§ **EXERCISE TASK**
Copy out each line of the material below that holds the string "time".

§ **DATA PROVIDED**
--- Start ---

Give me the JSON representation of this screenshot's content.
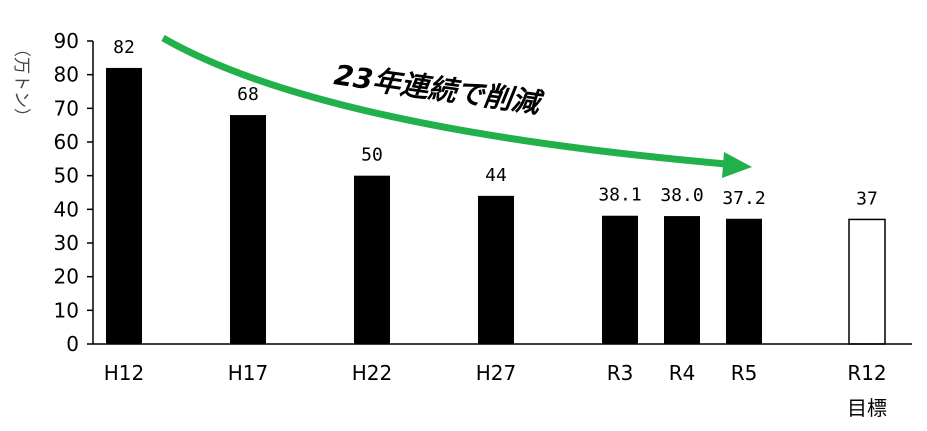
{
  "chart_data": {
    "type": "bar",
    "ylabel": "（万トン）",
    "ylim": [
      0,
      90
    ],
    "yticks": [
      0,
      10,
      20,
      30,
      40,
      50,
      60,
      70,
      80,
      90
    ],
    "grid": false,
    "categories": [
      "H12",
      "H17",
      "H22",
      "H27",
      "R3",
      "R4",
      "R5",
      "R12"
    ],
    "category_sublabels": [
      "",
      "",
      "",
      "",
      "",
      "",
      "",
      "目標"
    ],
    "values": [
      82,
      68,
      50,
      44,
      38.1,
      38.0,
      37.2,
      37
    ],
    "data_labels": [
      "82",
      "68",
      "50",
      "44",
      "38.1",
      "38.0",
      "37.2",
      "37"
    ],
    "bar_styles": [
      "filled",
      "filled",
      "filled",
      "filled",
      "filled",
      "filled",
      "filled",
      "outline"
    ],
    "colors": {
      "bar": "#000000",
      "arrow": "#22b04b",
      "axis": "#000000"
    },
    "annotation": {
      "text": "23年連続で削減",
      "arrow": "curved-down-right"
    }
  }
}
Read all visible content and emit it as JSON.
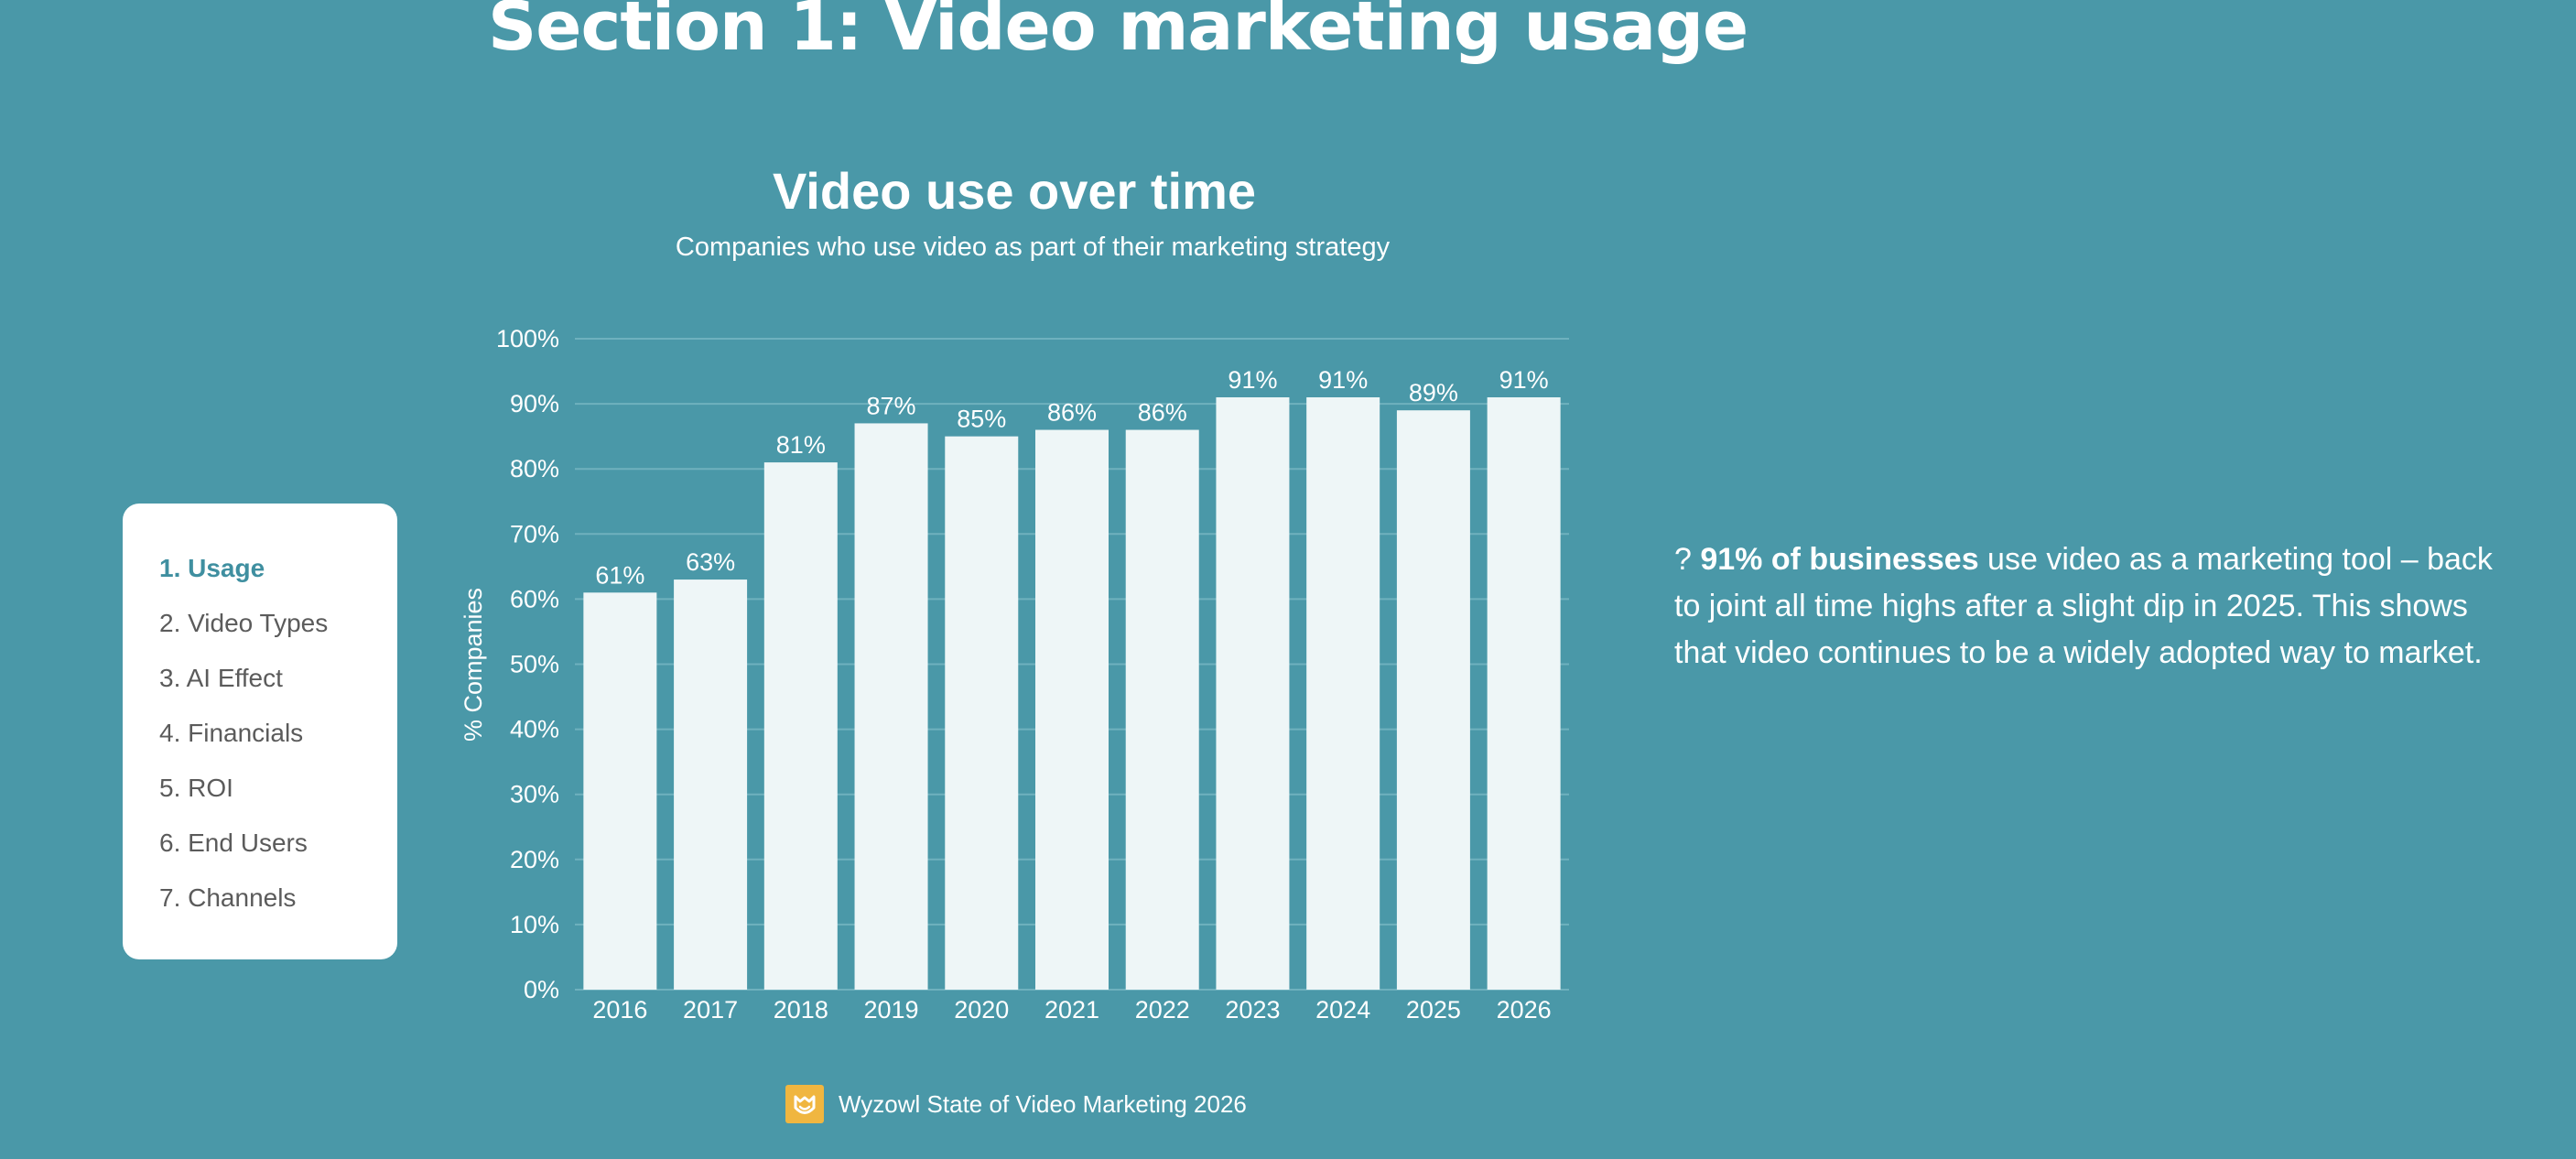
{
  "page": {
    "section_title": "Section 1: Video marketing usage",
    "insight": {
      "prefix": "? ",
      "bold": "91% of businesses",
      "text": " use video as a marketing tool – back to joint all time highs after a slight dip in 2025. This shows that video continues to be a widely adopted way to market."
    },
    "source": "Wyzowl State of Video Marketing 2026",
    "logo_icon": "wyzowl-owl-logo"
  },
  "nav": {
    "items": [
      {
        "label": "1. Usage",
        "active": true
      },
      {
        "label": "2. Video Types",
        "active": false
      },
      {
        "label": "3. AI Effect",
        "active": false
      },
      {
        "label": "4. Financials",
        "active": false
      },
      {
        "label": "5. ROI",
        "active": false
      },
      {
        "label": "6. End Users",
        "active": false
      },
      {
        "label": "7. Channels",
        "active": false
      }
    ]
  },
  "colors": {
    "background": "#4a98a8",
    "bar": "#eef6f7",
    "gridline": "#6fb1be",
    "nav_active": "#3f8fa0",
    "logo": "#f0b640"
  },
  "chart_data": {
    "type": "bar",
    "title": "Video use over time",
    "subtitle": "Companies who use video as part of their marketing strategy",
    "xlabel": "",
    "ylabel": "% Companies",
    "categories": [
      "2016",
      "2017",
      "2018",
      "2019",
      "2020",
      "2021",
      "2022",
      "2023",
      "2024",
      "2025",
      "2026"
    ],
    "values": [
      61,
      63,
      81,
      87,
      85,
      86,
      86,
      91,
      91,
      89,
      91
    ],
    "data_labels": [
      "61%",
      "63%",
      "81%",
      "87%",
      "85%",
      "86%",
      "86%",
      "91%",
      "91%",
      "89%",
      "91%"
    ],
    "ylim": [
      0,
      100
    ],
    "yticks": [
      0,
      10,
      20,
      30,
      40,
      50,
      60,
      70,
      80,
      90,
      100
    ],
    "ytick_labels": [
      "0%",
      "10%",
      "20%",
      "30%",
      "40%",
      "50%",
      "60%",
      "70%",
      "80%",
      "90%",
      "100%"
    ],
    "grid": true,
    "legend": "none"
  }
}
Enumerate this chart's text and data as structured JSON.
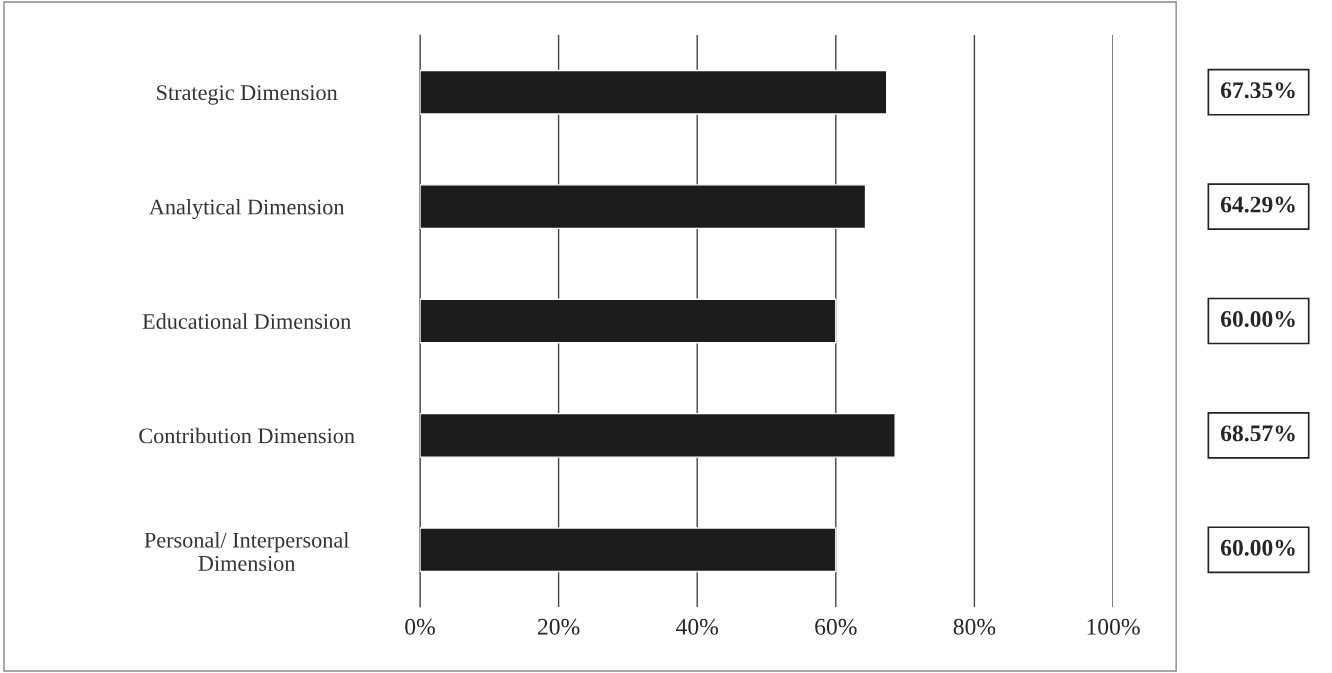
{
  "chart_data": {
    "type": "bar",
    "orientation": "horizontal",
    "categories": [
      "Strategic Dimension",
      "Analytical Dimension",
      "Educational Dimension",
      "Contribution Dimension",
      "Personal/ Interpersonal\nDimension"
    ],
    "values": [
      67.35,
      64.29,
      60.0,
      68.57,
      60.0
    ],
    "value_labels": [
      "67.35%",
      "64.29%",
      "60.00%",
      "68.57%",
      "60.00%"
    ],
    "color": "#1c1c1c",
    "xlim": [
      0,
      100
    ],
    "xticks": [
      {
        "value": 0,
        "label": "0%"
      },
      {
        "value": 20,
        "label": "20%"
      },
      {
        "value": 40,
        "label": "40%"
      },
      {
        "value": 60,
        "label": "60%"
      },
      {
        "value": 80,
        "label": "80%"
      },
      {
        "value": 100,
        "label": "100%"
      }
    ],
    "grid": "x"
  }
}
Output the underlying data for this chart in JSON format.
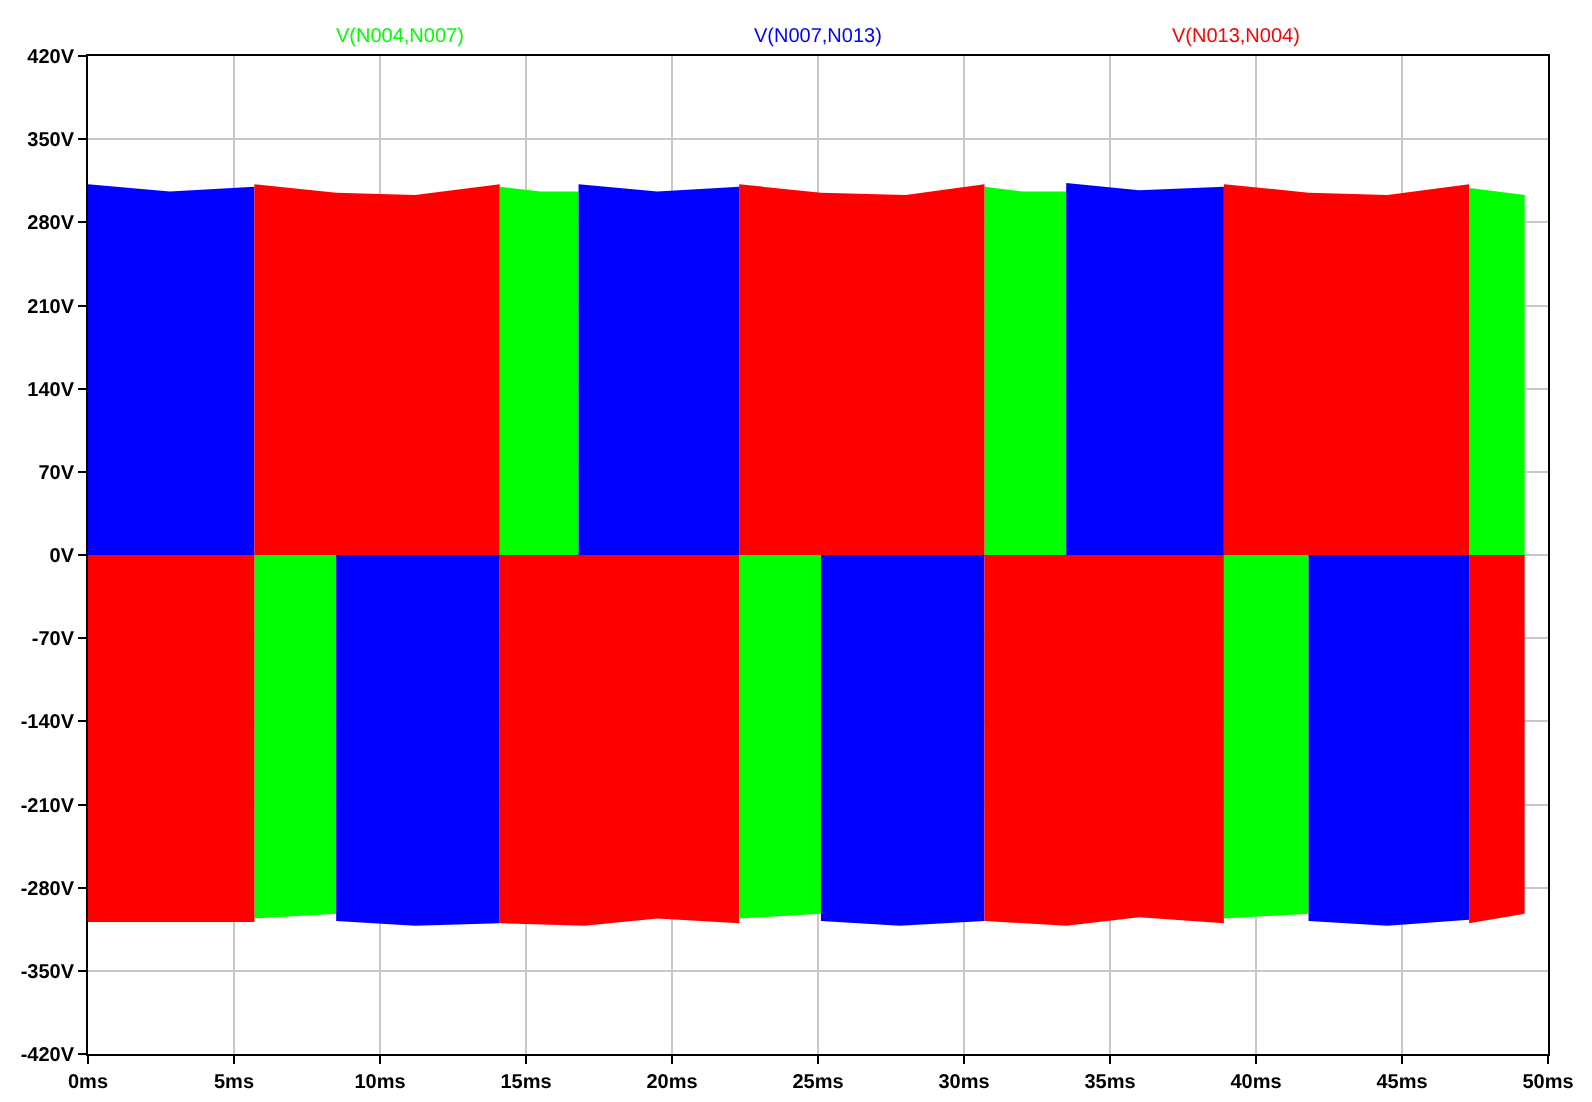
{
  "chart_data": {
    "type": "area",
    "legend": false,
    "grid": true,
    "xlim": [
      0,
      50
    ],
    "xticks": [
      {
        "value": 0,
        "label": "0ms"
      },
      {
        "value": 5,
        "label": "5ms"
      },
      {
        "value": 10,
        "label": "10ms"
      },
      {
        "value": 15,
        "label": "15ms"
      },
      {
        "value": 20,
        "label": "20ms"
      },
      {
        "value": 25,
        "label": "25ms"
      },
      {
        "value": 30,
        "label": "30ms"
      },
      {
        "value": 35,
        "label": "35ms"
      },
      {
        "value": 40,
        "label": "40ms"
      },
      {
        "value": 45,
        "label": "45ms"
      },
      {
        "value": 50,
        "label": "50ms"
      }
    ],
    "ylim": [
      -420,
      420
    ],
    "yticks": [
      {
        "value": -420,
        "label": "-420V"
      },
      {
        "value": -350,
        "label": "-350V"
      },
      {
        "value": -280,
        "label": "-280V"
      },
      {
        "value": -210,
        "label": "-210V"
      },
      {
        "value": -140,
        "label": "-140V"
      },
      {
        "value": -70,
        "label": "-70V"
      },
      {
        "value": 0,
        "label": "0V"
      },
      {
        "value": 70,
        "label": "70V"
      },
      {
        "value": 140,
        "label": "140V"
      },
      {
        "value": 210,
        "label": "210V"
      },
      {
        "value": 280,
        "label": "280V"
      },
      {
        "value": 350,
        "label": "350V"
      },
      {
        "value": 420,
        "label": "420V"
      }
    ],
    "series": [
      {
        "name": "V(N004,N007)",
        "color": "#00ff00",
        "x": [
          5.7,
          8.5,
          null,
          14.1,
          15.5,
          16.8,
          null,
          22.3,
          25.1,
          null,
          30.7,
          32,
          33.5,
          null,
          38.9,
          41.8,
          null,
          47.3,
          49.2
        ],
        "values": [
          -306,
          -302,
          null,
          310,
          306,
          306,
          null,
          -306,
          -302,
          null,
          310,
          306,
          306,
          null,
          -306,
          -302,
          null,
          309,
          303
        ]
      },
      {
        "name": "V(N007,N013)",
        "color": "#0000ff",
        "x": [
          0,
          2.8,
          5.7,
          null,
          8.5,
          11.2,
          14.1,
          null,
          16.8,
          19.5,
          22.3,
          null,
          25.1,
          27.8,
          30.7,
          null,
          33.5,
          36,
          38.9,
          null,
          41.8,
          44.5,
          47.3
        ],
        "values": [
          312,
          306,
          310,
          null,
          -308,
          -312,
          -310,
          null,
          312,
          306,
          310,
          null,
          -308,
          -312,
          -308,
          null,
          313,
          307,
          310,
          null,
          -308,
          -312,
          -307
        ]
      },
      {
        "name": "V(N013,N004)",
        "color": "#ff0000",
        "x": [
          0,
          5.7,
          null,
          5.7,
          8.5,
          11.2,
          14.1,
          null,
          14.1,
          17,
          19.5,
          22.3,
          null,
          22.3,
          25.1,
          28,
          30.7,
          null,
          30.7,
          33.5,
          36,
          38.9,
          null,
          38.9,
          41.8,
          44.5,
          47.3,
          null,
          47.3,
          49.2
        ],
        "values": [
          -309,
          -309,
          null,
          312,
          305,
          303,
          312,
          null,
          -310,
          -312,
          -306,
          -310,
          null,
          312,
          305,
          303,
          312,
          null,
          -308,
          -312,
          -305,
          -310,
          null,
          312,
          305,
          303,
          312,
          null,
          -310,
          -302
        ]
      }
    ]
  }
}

--- End ---

§ **ANSWER BELOW**
      "text": " use video as a marketing tool – back to joint all time highs after a slight dip in 2025. This shows that video continues to be a widely adopted way to market."
    "title": "Video use over time",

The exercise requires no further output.